====== SUPPLIED MATERIAL

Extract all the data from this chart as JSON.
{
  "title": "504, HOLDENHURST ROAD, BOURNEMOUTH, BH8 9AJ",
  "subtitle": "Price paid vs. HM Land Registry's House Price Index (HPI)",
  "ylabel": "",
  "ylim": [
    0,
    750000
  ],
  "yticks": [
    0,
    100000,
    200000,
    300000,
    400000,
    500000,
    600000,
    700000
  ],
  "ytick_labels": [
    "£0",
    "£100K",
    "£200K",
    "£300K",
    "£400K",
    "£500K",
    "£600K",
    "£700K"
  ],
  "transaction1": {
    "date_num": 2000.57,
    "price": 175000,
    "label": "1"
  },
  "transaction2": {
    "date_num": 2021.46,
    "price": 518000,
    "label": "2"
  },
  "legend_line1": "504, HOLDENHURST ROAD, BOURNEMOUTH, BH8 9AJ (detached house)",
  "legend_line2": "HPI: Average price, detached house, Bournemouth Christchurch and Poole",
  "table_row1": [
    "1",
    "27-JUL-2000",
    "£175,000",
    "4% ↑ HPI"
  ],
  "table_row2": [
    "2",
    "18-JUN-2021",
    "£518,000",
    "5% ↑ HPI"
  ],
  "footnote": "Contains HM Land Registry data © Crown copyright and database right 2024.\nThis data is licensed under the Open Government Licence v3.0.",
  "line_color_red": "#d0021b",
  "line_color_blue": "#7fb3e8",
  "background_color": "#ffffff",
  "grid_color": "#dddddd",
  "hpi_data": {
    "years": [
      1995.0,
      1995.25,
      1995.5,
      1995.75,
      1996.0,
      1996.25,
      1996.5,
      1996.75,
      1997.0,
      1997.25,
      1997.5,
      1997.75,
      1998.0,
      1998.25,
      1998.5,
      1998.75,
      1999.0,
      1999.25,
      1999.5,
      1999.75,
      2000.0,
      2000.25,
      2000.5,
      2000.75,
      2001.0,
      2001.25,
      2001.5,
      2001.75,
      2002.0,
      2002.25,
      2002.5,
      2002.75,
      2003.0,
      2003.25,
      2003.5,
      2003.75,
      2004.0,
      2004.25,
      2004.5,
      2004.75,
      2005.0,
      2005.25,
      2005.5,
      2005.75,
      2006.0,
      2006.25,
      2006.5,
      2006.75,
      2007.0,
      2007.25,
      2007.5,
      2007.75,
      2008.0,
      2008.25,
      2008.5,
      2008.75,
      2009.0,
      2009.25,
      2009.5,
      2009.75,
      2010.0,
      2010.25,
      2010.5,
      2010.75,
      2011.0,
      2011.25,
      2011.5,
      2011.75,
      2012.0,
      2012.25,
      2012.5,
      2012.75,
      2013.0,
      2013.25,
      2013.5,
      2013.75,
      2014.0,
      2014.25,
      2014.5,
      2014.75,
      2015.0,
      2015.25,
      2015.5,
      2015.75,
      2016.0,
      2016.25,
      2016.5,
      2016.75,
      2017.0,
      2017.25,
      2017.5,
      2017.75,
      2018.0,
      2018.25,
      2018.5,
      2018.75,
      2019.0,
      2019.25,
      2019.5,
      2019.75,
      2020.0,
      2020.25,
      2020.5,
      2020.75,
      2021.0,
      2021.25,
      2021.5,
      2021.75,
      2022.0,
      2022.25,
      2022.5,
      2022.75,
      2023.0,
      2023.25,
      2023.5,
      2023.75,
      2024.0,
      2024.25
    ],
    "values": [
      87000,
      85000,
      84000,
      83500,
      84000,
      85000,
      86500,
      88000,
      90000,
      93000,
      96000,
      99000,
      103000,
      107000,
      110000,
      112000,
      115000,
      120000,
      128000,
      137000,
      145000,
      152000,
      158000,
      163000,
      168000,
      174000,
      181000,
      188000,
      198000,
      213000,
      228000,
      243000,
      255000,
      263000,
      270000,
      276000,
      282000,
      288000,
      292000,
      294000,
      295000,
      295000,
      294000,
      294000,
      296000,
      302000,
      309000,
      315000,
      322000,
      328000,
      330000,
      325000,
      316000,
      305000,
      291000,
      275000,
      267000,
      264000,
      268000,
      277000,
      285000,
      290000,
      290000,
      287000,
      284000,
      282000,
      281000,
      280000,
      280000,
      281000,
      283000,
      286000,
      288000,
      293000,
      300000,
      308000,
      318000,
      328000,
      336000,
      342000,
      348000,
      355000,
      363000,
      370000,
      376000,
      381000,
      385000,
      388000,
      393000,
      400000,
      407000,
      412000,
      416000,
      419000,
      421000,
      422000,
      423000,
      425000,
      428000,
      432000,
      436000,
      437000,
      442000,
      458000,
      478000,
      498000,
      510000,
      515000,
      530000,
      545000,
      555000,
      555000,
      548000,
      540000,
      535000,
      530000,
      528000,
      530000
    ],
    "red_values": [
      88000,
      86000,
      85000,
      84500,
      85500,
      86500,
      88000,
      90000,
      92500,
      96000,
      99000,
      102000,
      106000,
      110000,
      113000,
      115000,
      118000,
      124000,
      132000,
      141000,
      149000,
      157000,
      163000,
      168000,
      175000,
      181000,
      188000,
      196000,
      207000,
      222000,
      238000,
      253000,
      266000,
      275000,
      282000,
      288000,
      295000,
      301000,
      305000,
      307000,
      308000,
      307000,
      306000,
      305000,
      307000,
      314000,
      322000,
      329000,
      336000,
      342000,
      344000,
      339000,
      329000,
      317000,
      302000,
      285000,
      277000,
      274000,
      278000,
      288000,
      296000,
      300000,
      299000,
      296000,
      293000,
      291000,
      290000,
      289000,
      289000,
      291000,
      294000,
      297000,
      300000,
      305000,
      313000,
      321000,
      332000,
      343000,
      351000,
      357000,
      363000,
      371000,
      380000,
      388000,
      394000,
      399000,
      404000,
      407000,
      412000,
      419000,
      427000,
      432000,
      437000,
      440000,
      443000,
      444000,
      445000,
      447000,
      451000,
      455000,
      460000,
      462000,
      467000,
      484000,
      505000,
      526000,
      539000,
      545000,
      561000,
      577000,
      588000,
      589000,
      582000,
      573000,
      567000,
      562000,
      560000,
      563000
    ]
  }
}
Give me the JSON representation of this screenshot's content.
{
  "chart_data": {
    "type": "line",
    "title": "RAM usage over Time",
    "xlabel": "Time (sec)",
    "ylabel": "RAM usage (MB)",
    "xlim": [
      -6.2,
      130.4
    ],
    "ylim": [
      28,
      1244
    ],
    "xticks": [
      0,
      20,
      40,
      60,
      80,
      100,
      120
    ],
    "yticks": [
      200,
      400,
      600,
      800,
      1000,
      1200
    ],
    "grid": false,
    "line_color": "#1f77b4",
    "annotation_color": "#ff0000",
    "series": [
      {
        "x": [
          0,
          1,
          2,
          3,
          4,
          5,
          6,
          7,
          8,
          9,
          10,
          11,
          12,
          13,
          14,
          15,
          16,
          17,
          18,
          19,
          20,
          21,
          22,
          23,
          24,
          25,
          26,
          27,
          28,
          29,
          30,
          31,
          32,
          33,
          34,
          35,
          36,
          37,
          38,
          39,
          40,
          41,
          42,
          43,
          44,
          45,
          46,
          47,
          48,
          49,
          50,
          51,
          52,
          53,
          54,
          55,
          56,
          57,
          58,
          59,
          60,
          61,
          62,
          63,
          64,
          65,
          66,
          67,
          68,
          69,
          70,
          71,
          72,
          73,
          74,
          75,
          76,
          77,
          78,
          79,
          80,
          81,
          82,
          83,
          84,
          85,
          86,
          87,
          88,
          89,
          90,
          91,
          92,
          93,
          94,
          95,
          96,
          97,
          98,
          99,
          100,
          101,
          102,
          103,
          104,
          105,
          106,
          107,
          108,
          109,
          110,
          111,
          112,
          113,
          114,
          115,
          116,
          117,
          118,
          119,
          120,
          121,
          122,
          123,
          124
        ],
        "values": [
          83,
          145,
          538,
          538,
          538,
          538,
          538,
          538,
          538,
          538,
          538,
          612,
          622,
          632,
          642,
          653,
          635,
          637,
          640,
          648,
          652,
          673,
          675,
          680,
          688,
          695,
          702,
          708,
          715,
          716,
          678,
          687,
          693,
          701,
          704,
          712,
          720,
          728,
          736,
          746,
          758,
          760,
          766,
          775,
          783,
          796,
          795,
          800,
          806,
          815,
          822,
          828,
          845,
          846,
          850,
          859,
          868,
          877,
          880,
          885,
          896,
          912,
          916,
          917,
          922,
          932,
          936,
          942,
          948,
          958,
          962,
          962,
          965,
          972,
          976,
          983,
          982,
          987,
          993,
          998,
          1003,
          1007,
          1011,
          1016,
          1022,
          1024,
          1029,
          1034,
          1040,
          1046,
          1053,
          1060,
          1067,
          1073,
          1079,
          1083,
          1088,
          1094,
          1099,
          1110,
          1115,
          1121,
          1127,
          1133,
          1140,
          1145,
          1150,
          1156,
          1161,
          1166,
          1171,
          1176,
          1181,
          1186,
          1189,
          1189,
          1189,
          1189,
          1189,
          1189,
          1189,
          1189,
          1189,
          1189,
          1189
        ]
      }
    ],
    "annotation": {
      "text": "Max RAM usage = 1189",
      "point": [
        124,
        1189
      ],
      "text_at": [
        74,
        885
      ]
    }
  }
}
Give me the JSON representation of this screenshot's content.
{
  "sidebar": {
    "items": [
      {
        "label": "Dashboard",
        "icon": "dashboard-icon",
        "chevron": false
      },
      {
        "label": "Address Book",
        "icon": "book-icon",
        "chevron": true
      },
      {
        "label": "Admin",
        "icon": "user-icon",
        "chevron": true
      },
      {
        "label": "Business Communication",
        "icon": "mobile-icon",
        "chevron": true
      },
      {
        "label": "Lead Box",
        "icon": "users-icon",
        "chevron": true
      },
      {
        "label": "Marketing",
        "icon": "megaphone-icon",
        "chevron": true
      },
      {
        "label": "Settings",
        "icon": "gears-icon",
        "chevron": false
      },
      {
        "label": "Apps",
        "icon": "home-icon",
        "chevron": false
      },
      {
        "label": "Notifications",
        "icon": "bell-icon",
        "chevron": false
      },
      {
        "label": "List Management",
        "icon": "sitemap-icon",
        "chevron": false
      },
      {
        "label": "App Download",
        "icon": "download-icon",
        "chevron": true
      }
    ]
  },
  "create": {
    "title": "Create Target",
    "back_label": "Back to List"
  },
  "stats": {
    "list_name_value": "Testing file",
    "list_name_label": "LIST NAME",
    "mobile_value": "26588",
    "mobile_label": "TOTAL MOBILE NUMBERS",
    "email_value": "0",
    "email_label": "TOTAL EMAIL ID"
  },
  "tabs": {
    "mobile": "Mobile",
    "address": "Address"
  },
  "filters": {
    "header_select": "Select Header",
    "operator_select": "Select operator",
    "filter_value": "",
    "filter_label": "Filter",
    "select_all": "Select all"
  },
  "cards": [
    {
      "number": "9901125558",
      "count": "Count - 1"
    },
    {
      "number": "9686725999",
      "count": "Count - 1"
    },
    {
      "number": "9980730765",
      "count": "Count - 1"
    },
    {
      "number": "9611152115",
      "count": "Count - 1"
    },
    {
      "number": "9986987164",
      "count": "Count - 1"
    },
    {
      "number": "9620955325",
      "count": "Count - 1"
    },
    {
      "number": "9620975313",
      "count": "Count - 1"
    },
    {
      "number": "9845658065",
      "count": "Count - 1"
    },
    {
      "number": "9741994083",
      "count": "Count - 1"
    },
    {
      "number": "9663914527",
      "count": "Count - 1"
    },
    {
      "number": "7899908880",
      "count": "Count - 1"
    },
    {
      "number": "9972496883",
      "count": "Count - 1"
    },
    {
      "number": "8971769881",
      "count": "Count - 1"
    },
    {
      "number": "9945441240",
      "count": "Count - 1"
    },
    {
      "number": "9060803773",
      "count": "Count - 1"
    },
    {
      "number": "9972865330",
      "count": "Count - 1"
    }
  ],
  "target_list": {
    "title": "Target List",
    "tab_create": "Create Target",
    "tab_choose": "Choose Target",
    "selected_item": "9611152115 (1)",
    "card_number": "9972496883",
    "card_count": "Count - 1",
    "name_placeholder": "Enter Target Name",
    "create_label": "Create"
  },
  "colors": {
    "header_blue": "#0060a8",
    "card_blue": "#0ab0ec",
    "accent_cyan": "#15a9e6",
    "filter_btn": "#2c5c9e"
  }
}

============

AIM OF THE EXERCISE
Write out every line of the listing that holds the word "Time".

RESPONSE FOR THIS EXERCISE
    "title": "RAM usage over Time",
    "xlabel": "Time (sec)",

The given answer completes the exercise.